# Exercise data
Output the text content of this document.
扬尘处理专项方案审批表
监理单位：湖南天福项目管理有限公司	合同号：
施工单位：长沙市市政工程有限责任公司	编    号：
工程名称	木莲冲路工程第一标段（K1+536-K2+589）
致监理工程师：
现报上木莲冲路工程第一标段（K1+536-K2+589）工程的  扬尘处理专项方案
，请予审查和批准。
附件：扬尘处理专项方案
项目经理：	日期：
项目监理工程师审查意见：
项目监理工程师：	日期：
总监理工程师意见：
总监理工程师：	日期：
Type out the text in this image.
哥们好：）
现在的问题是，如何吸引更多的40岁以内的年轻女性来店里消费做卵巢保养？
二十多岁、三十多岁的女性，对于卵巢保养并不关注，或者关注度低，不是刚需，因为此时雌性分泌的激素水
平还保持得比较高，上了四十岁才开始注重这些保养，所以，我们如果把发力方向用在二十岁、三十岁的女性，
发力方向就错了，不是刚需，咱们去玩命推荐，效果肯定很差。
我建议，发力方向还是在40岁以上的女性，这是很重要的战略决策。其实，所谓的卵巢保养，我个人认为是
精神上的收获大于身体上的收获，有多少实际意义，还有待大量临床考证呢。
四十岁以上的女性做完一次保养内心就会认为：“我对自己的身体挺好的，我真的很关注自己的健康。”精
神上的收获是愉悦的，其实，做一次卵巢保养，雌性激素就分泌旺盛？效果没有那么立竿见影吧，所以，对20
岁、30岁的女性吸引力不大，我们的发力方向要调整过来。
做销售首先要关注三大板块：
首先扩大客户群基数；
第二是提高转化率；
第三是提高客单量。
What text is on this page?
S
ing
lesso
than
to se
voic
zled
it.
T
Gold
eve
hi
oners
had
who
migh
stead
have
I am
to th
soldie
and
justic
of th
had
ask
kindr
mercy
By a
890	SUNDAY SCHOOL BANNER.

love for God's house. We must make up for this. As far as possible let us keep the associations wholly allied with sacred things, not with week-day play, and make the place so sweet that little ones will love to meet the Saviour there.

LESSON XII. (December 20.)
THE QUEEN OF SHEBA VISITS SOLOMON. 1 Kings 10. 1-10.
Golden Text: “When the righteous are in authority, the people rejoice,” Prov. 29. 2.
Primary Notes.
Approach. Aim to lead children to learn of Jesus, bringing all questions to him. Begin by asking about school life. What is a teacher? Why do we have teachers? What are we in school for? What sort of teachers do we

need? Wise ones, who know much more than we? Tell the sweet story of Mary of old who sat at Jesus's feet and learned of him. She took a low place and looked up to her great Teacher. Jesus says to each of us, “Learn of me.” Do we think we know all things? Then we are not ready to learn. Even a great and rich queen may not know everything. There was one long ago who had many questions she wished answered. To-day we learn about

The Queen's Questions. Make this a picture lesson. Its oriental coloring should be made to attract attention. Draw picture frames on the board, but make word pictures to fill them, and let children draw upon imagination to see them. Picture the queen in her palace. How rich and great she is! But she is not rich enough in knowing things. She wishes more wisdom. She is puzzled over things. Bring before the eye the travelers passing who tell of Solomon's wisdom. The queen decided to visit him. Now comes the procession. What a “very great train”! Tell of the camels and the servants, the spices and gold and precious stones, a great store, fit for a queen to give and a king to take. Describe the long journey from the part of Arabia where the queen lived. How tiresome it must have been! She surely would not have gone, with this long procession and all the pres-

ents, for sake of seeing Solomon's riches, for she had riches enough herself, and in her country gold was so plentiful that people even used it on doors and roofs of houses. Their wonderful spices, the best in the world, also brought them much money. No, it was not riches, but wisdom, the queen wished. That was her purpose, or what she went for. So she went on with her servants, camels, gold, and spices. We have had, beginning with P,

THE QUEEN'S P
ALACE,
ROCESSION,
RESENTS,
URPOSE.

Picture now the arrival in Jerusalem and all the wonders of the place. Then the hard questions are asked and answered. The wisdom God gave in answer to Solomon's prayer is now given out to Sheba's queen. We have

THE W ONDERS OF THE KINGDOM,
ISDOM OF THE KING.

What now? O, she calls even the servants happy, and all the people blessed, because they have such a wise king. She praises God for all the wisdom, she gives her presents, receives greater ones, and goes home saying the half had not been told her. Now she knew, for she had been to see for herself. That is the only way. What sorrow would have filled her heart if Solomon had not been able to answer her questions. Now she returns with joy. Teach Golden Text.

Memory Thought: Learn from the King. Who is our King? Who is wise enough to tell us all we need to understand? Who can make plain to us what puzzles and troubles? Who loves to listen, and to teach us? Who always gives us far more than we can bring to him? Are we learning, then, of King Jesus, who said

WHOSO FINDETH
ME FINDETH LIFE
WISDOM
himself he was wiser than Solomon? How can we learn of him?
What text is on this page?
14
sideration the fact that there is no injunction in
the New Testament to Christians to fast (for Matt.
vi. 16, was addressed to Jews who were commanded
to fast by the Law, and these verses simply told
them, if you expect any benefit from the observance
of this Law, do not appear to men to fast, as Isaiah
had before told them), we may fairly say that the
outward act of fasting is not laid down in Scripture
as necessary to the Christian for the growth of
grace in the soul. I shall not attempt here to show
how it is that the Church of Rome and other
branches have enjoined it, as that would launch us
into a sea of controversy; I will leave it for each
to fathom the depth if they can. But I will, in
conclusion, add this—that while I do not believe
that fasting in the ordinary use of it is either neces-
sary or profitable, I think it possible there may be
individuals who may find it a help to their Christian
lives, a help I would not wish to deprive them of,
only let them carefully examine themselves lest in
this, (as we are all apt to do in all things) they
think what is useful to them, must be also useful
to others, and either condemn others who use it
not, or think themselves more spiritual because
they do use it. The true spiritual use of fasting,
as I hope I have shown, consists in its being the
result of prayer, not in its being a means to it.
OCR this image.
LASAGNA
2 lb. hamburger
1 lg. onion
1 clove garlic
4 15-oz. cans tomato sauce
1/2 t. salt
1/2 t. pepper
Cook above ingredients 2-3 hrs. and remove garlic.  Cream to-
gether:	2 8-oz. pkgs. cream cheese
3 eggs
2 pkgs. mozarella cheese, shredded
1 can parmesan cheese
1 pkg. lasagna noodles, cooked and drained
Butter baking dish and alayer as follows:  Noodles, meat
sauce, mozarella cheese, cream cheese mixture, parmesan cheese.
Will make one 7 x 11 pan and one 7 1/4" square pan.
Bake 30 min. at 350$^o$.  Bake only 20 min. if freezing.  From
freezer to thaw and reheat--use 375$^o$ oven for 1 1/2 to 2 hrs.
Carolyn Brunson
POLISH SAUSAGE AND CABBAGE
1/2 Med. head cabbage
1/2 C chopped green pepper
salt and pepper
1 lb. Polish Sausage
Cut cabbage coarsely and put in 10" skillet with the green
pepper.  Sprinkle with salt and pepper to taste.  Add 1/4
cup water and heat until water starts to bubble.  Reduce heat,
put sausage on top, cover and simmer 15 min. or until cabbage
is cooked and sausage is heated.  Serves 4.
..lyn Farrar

# Work instructions
Take the line in which "OCR this image." occurs and each subsequent line through the end; give these lines again without alteration.

# Response
OCR this image.
LASAGNA
2 lb. hamburger
1 lg. onion
1 clove garlic
4 15-oz. cans tomato sauce
1/2 t. salt
1/2 t. pepper
Cook above ingredients 2-3 hrs. and remove garlic.  Cream to-
gether:	2 8-oz. pkgs. cream cheese
3 eggs
2 pkgs. mozarella cheese, shredded
1 can parmesan cheese
1 pkg. lasagna noodles, cooked and drained
Butter baking dish and alayer as follows:  Noodles, meat
sauce, mozarella cheese, cream cheese mixture, parmesan cheese.
Will make one 7 x 11 pan and one 7 1/4" square pan.
Bake 30 min. at 350$^o$.  Bake only 20 min. if freezing.  From
freezer to thaw and reheat--use 375$^o$ oven for 1 1/2 to 2 hrs.
Carolyn Brunson
POLISH SAUSAGE AND CABBAGE
1/2 Med. head cabbage
1/2 C chopped green pepper
salt and pepper
1 lb. Polish Sausage
Cut cabbage coarsely and put in 10" skillet with the green
pepper.  Sprinkle with salt and pepper to taste.  Add 1/4
cup water and heat until water starts to bubble.  Reduce heat,
put sausage on top, cover and simmer 15 min. or until cabbage
is cooked and sausage is heated.  Serves 4.
..lyn Farrar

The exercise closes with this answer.